Set task: Reproduce the stretch of data from the line containing "mileage-cell-a: < 60,000" through the line containing "mileage-cell-b: 60,000 - 100,000", copying each line exactly.

Records supplied:
— Start —
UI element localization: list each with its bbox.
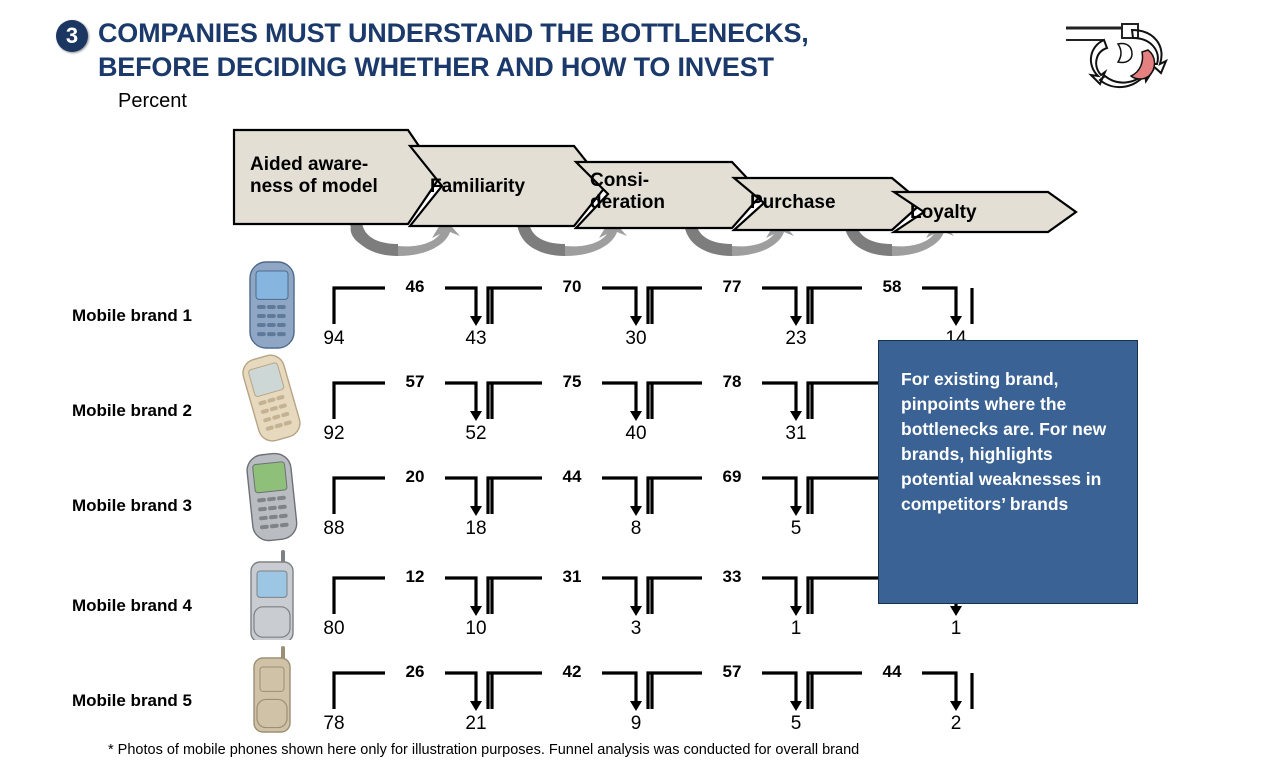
dropoff-percent: 44 — [862, 662, 922, 682]
stage-value: 78 — [304, 713, 364, 735]
circular-arrows-logo-icon — [1060, 14, 1180, 94]
dropoff-percent: 26 — [385, 662, 445, 682]
funnel-stage-label-1: Aided aware- ness of model — [250, 154, 410, 198]
dropoff-percent: 20 — [385, 467, 445, 487]
title-line-2: BEFORE DECIDING WHETHER AND HOW TO INVES… — [98, 50, 998, 84]
stage-value: 5 — [766, 518, 826, 540]
stage-value: 80 — [304, 618, 364, 640]
stage-value: 52 — [446, 423, 506, 445]
funnel-stage-label-4: Purchase — [750, 192, 890, 214]
insight-callout-box: For existing brand, pinpoints where the … — [878, 340, 1138, 604]
stage-value: 31 — [766, 423, 826, 445]
stage-value: 9 — [606, 713, 666, 735]
dropoff-percent: 57 — [385, 372, 445, 392]
dropoff-percent: 77 — [702, 277, 762, 297]
page-title: COMPANIES MUST UNDERSTAND THE BOTTLENECK… — [98, 16, 998, 84]
funnel-stage-label-5: Loyalty — [910, 202, 1040, 224]
slide-number-badge: 3 — [56, 20, 88, 52]
dropoff-percent: 69 — [702, 467, 762, 487]
dropoff-percent: 78 — [702, 372, 762, 392]
funnel-stage-label-2: Familiarity — [430, 176, 580, 198]
dropoff-percent: 58 — [862, 277, 922, 297]
stage-value: 5 — [766, 713, 826, 735]
stage-value: 30 — [606, 328, 666, 350]
subtitle-unit: Percent — [118, 90, 187, 113]
stage-value: 21 — [446, 713, 506, 735]
dropoff-percent: 12 — [385, 567, 445, 587]
stage-value: 2 — [926, 713, 986, 735]
stage-value: 94 — [304, 328, 364, 350]
dropoff-percent: 33 — [702, 567, 762, 587]
slide-canvas: 3 COMPANIES MUST UNDERSTAND THE BOTTLENE… — [0, 0, 1280, 783]
stage-value: 1 — [766, 618, 826, 640]
dropoff-percent: 42 — [542, 662, 602, 682]
funnel-stage-label-3: Consi- deration — [590, 170, 730, 214]
funnel-row: Mobile brand 5264257447821952 — [0, 647, 1280, 742]
dropoff-percent: 31 — [542, 567, 602, 587]
dropoff-percent: 57 — [702, 662, 762, 682]
stage-value: 40 — [606, 423, 666, 445]
stage-value: 92 — [304, 423, 364, 445]
dropoff-percent: 46 — [385, 277, 445, 297]
stage-value: 43 — [446, 328, 506, 350]
title-line-1: COMPANIES MUST UNDERSTAND THE BOTTLENECK… — [98, 18, 809, 48]
dropoff-percent: 70 — [542, 277, 602, 297]
stage-value: 18 — [446, 518, 506, 540]
stage-value: 23 — [766, 328, 826, 350]
stage-value: 8 — [606, 518, 666, 540]
dropoff-percent: 44 — [542, 467, 602, 487]
dropoff-percent: 75 — [542, 372, 602, 392]
funnel-stage-banner: Aided aware- ness of model Familiarity C… — [232, 128, 1082, 256]
stage-value: 1 — [926, 618, 986, 640]
stage-value: 88 — [304, 518, 364, 540]
footnote: * Photos of mobile phones shown here onl… — [108, 742, 859, 758]
stage-value: 10 — [446, 618, 506, 640]
stage-value: 3 — [606, 618, 666, 640]
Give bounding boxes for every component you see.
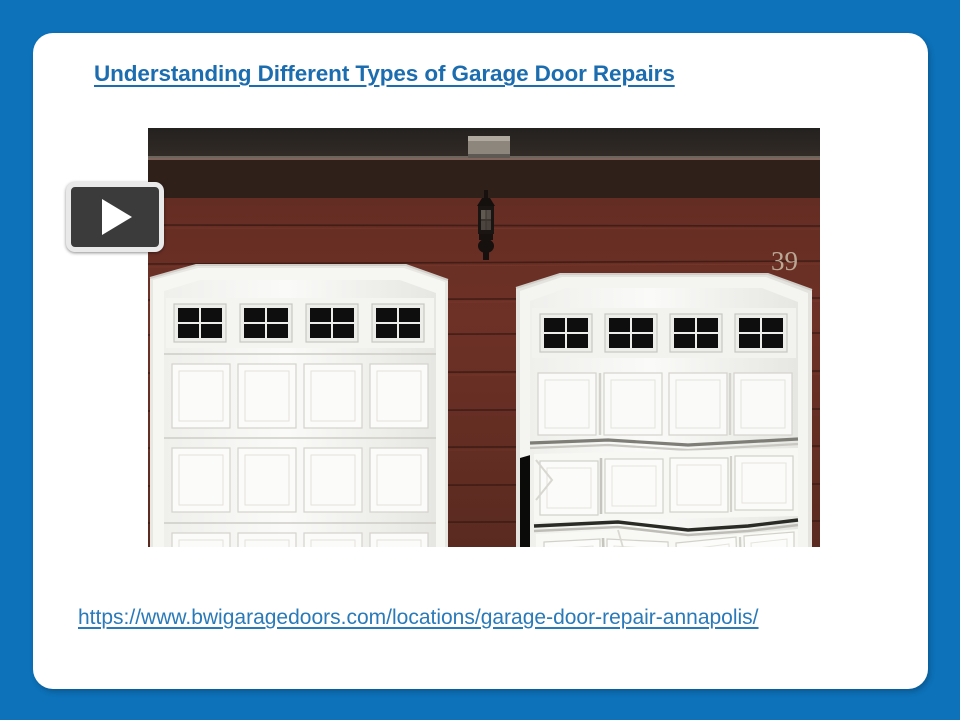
right-garage-door-damaged xyxy=(516,274,812,547)
garage-door-photo: 39 xyxy=(148,128,820,547)
right-door-windows xyxy=(532,308,796,358)
house-number: 39 xyxy=(771,246,798,276)
video-play-button[interactable] xyxy=(66,182,164,252)
garage-photo-illustration: 39 xyxy=(148,128,820,547)
soffit-box xyxy=(468,136,510,158)
left-door-windows xyxy=(166,298,434,348)
right-door-panel-row-2 xyxy=(534,448,798,522)
page-title: Understanding Different Types of Garage … xyxy=(94,59,884,89)
slide-canvas: Understanding Different Types of Garage … xyxy=(0,0,960,720)
content-card: Understanding Different Types of Garage … xyxy=(33,33,928,689)
left-garage-door xyxy=(150,265,448,547)
source-url-link[interactable]: https://www.bwigaragedoors.com/locations… xyxy=(78,603,878,633)
play-icon xyxy=(102,199,132,235)
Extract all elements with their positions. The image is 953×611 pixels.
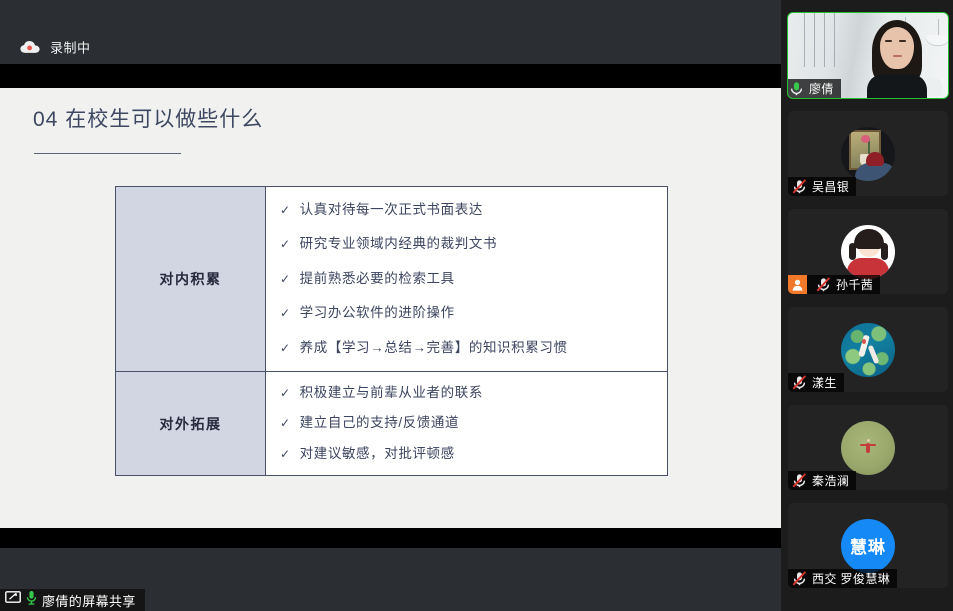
- avatar: [841, 421, 895, 475]
- check-icon: ✓: [280, 416, 291, 430]
- list-item-text: 对建议敏感，对批评顿感: [300, 446, 455, 462]
- microphone-muted-icon: [791, 374, 808, 391]
- recording-label: 录制中: [50, 38, 91, 57]
- content-table: 对内积累 ✓ 认真对待每一次正式书面表达 ✓ 研究专业领域内经典的裁判文书 ✓ …: [115, 186, 668, 476]
- participant-name: 西交 罗俊慧琳: [812, 570, 890, 587]
- shared-screen-stage[interactable]: 录制中 04 在校生可以做些什么 对内积累 ✓ 认真对待每一次正式书面表达 ✓ …: [0, 0, 781, 611]
- slide-title: 04 在校生可以做些什么: [33, 103, 263, 133]
- meeting-window: 录制中 04 在校生可以做些什么 对内积累 ✓ 认真对待每一次正式书面表达 ✓ …: [0, 0, 953, 611]
- slide-title-underline: [34, 153, 181, 154]
- table-row: 对外拓展 ✓ 积极建立与前辈从业者的联系 ✓ 建立自己的支持/反馈通道 ✓ 对建…: [116, 372, 667, 475]
- list-item: ✓ 认真对待每一次正式书面表达: [280, 202, 667, 218]
- list-item-text: 认真对待每一次正式书面表达: [300, 202, 483, 218]
- participant-name: 秦浩澜: [812, 472, 849, 489]
- list-item-text: 学习办公软件的进阶操作: [300, 305, 455, 321]
- list-item: ✓ 研究专业领域内经典的裁判文书: [280, 236, 667, 252]
- list-item-text: 建立自己的支持/反馈通道: [300, 415, 459, 431]
- check-icon: ✓: [280, 306, 291, 320]
- list-item: ✓ 学习办公软件的进阶操作: [280, 305, 667, 321]
- avatar: 慧琳: [841, 519, 895, 573]
- participant-nameplate: 西交 罗俊慧琳: [788, 569, 897, 588]
- table-row-items: ✓ 积极建立与前辈从业者的联系 ✓ 建立自己的支持/反馈通道 ✓ 对建议敏感，对…: [266, 372, 667, 475]
- table-row: 对内积累 ✓ 认真对待每一次正式书面表达 ✓ 研究专业领域内经典的裁判文书 ✓ …: [116, 187, 667, 372]
- list-item-text: 积极建立与前辈从业者的联系: [300, 385, 483, 401]
- participant-face: [865, 18, 929, 98]
- letterbox-top: [0, 64, 781, 88]
- table-row-category: 对外拓展: [116, 372, 266, 475]
- participant-name: 孙千茜: [836, 276, 873, 293]
- letterbox-bottom: [0, 528, 781, 548]
- participant-nameplate: 廖倩: [788, 79, 841, 98]
- screen-share-label: 廖倩的屏幕共享: [42, 591, 136, 610]
- screen-share-icon: [5, 591, 21, 609]
- microphone-muted-icon: [791, 472, 808, 489]
- participant-name: 吴昌银: [812, 178, 849, 195]
- screen-share-status: 廖倩的屏幕共享: [0, 589, 145, 611]
- participant-filmstrip[interactable]: 廖倩: [781, 0, 953, 611]
- list-item: ✓ 对建议敏感，对批评顿感: [280, 446, 667, 462]
- list-item-text: 提前熟悉必要的检索工具: [300, 271, 455, 287]
- table-row-category: 对内积累: [116, 187, 266, 371]
- microphone-unmuted-icon: [788, 80, 805, 97]
- table-row-items: ✓ 认真对待每一次正式书面表达 ✓ 研究专业领域内经典的裁判文书 ✓ 提前熟悉必…: [266, 187, 667, 371]
- list-item-text: 养成【学习→总结→完善】的知识积累习惯: [300, 340, 568, 356]
- microphone-muted-icon: [791, 178, 808, 195]
- list-item-text: 研究专业领域内经典的裁判文书: [300, 236, 497, 252]
- list-item: ✓ 养成【学习→总结→完善】的知识积累习惯: [280, 340, 667, 356]
- participant-tile-wuchangyin[interactable]: 吴昌银: [788, 111, 948, 196]
- check-icon: ✓: [280, 237, 291, 251]
- participant-nameplate: 漾生: [788, 373, 844, 392]
- avatar: [841, 323, 895, 377]
- check-icon: ✓: [280, 386, 291, 400]
- recording-bar: 录制中: [0, 0, 781, 64]
- participant-nameplate: 秦浩澜: [788, 471, 856, 490]
- participant-tile-yangsheng[interactable]: 漾生: [788, 307, 948, 392]
- check-icon: ✓: [280, 203, 291, 217]
- check-icon: ✓: [280, 447, 291, 461]
- cloud-recording-icon: [20, 41, 41, 54]
- microphone-muted-icon: [791, 570, 808, 587]
- avatar: [841, 225, 895, 279]
- avatar: [841, 127, 895, 181]
- microphone-unmuted-icon: [26, 590, 37, 610]
- list-item: ✓ 建立自己的支持/反馈通道: [280, 415, 667, 431]
- participant-nameplate: 孙千茜: [788, 275, 880, 294]
- check-icon: ✓: [280, 272, 291, 286]
- participant-tile-sunqianqian[interactable]: 孙千茜: [788, 209, 948, 294]
- recording-indicator: 录制中: [20, 38, 91, 57]
- participant-tile-liaoqian[interactable]: 廖倩: [788, 13, 948, 98]
- participant-tile-luojunhuilin[interactable]: 慧琳 西交 罗俊慧琳: [788, 503, 948, 588]
- host-person-icon: [788, 275, 807, 294]
- microphone-muted-icon: [815, 276, 832, 293]
- participant-name: 廖倩: [809, 80, 834, 97]
- participant-tile-qinhaolan[interactable]: 秦浩澜: [788, 405, 948, 490]
- check-icon: ✓: [280, 341, 291, 355]
- participant-nameplate: 吴昌银: [788, 177, 856, 196]
- list-item: ✓ 积极建立与前辈从业者的联系: [280, 385, 667, 401]
- participant-name: 漾生: [812, 374, 837, 391]
- list-item: ✓ 提前熟悉必要的检索工具: [280, 271, 667, 287]
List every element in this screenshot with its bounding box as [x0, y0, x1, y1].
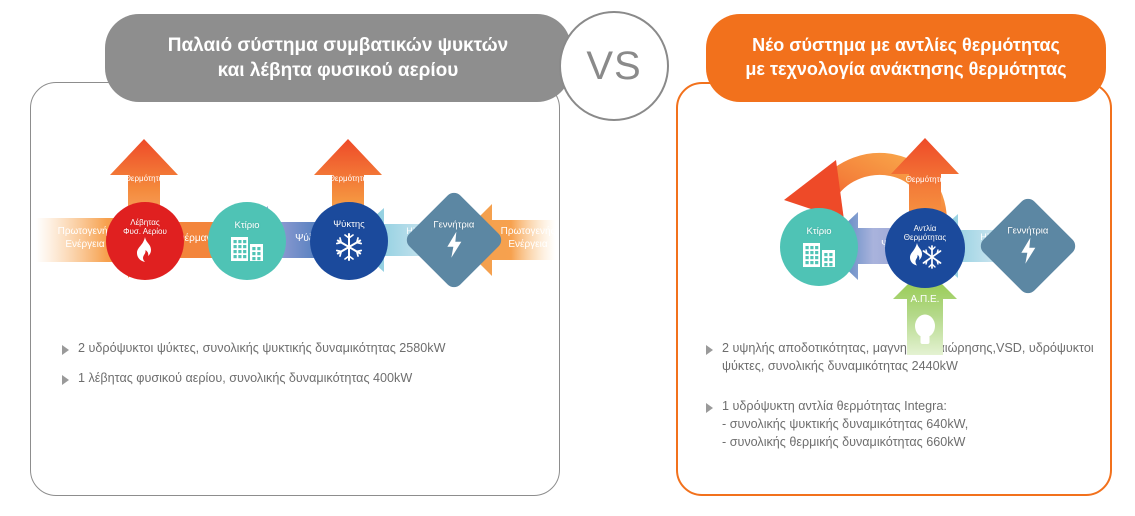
- lightbulb-icon: [910, 312, 940, 346]
- new-system-bullets: 2 υψηλής αποδοτικότητας, μαγνητικής αιώρ…: [706, 340, 1098, 463]
- node-heatpump[interactable]: Αντλία Θερμότητας: [885, 208, 965, 288]
- bullet-text: 2 υδρόψυκτοι ψύκτες, συνολικής ψυκτικής …: [78, 340, 445, 358]
- lightning-icon: [1020, 239, 1036, 265]
- old-system-bullets: 2 υδρόψυκτοι ψύκτες, συνολικής ψυκτικής …: [62, 340, 532, 400]
- heat-arrow-new-label: Θερμότητα: [885, 175, 965, 184]
- left-header-line1: Παλαιό σύστημα συμβατικών ψυκτών: [168, 33, 508, 58]
- vs-label: VS: [586, 44, 641, 89]
- bullet-triangle-icon: [706, 345, 713, 355]
- node-building-label: Κτίριο: [235, 221, 260, 231]
- flame-icon: [133, 237, 157, 263]
- building-icon: [802, 239, 836, 267]
- renewables-arrow-label: Α.Π.Ε.: [889, 294, 961, 305]
- node-building-new-label: Κτίριο: [807, 227, 832, 237]
- flame-snowflake-icon: [907, 243, 943, 271]
- bullet-subline: - συνολικής ψυκτικής δυναμικότητας 640kW…: [722, 416, 968, 434]
- bullet-text: 1 υδρόψυκτη αντλία θερμότητας Integra:: [722, 398, 968, 416]
- bullet-triangle-icon: [706, 403, 713, 413]
- node-chiller-label: Ψύκτης: [333, 220, 365, 230]
- node-boiler[interactable]: Λέβητας Φυσ. Αερίου: [106, 202, 184, 280]
- bullet-text: 1 λέβητας φυσικού αερίου, συνολικής δυνα…: [78, 370, 412, 388]
- left-header-line2: και λέβητα φυσικού αερίου: [168, 58, 508, 83]
- right-header-line1: Νέο σύστημα με αντλίες θερμότητας: [745, 34, 1066, 58]
- node-building-new[interactable]: Κτίριο: [780, 208, 858, 286]
- vs-badge: VS: [559, 11, 669, 121]
- bullet-item: 2 υδρόψυκτοι ψύκτες, συνολικής ψυκτικής …: [62, 340, 532, 358]
- heat-arrow-chiller-label: Θερμότητα: [308, 174, 388, 183]
- right-panel-header: Νέο σύστημα με αντλίες θερμότητας με τεχ…: [706, 14, 1106, 102]
- snowflake-icon: [334, 232, 364, 262]
- node-building[interactable]: Κτίριο: [208, 202, 286, 280]
- left-panel-header: Παλαιό σύστημα συμβατικών ψυκτών και λέβ…: [105, 14, 571, 102]
- bullet-item: 1 λέβητας φυσικού αερίου, συνολικής δυνα…: [62, 370, 532, 388]
- node-chiller[interactable]: Ψύκτης: [310, 202, 388, 280]
- node-generator-label: Γεννήτρια: [433, 221, 474, 231]
- node-generator-new-label: Γεννήτρια: [1007, 227, 1048, 237]
- right-header-line2: με τεχνολογία ανάκτησης θερμότητας: [745, 58, 1066, 82]
- building-icon: [230, 233, 264, 261]
- old-system-diagram: Θερμότητα Θερμότητα Πρωτογενής Ενέργεια …: [36, 140, 556, 300]
- node-boiler-label: Λέβητας Φυσ. Αερίου: [123, 219, 167, 237]
- bullet-triangle-icon: [62, 375, 69, 385]
- bullet-item: 1 υδρόψυκτη αντλία θερμότητας Integra: -…: [706, 398, 1098, 452]
- new-system-diagram: Θερμότητα Α.Π.Ε. Ψύξη Ηλεκτρικό Δίκτυο Κ…: [740, 130, 1110, 345]
- bullet-triangle-icon: [62, 345, 69, 355]
- lightning-icon: [446, 233, 462, 259]
- node-heatpump-label: Αντλία Θερμότητας: [904, 225, 946, 243]
- bullet-subline: - συνολικής θερμικής δυναμικότητας 660kW: [722, 434, 968, 452]
- heat-arrow-boiler-label: Θερμότητα: [104, 174, 184, 183]
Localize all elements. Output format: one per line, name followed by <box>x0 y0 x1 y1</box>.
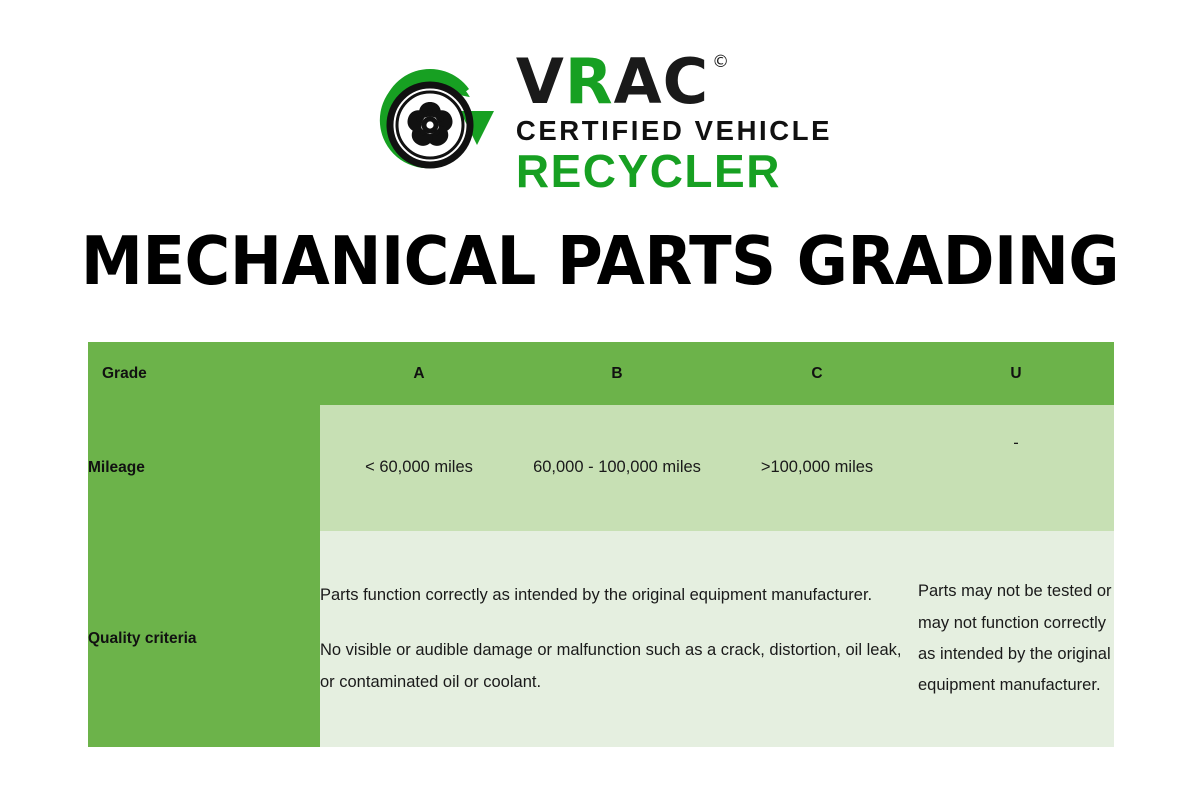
mileage-cell-a: < 60,000 miles <box>320 405 518 531</box>
logo-wordmark: V R A C © <box>516 52 832 112</box>
mechanical-parts-grading-table: Grade A B C U Mileage < 60,000 miles 60,… <box>88 342 1114 747</box>
mileage-cell-b: 60,000 - 100,000 miles <box>518 405 716 531</box>
logo-wordmark-group: V R A C © CERTIFIED VEHICLE RECYCLER <box>516 52 832 193</box>
table-header-row: Grade A B C U <box>88 342 1114 405</box>
logo-inner: V R A C © CERTIFIED VEHICLE RECYCLER <box>368 52 832 193</box>
table-row-quality-criteria: Quality criteria Parts function correctl… <box>88 531 1114 747</box>
logo-letter-v: V <box>516 52 565 112</box>
header-cell-u: U <box>918 342 1114 405</box>
row-label-mileage: Mileage <box>88 405 320 531</box>
header-cell-a: A <box>320 342 518 405</box>
mileage-cell-u: - <box>918 405 1114 531</box>
logo-tagline: CERTIFIED VEHICLE <box>516 117 832 145</box>
mileage-cell-c: >100,000 miles <box>716 405 918 531</box>
logo-letter-r: R <box>565 52 614 112</box>
page-title: MECHANICAL PARTS GRADING <box>42 222 1158 300</box>
quality-cell-u: Parts may not be tested or may not funct… <box>918 531 1114 747</box>
quality-cell-abc: Parts function correctly as intended by … <box>320 531 918 747</box>
logo-subline: RECYCLER <box>516 148 832 194</box>
logo-letter-a: A <box>614 52 663 112</box>
alloy-wheel-recycle-arrow-icon <box>368 55 498 191</box>
table-row-mileage: Mileage < 60,000 miles 60,000 - 100,000 … <box>88 405 1114 531</box>
logo-letter-c: C <box>663 52 710 112</box>
row-label-quality-criteria: Quality criteria <box>88 531 320 747</box>
quality-paragraph-1: Parts function correctly as intended by … <box>320 580 918 611</box>
quality-paragraph-2: No visible or audible damage or malfunct… <box>320 635 918 698</box>
copyright-icon: © <box>712 54 730 71</box>
vrac-logo: V R A C © CERTIFIED VEHICLE RECYCLER <box>0 48 1200 198</box>
header-cell-b: B <box>518 342 716 405</box>
header-cell-grade: Grade <box>88 342 320 405</box>
header-cell-c: C <box>716 342 918 405</box>
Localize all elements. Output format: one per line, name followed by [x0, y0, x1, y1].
— End —
Solution:
mileage-cell-a: < 60,000 miles <box>320 405 518 531</box>
logo-wordmark: V R A C © <box>516 52 832 112</box>
mechanical-parts-grading-table: Grade A B C U Mileage < 60,000 miles 60,… <box>88 342 1114 747</box>
mileage-cell-b: 60,000 - 100,000 miles <box>518 405 716 531</box>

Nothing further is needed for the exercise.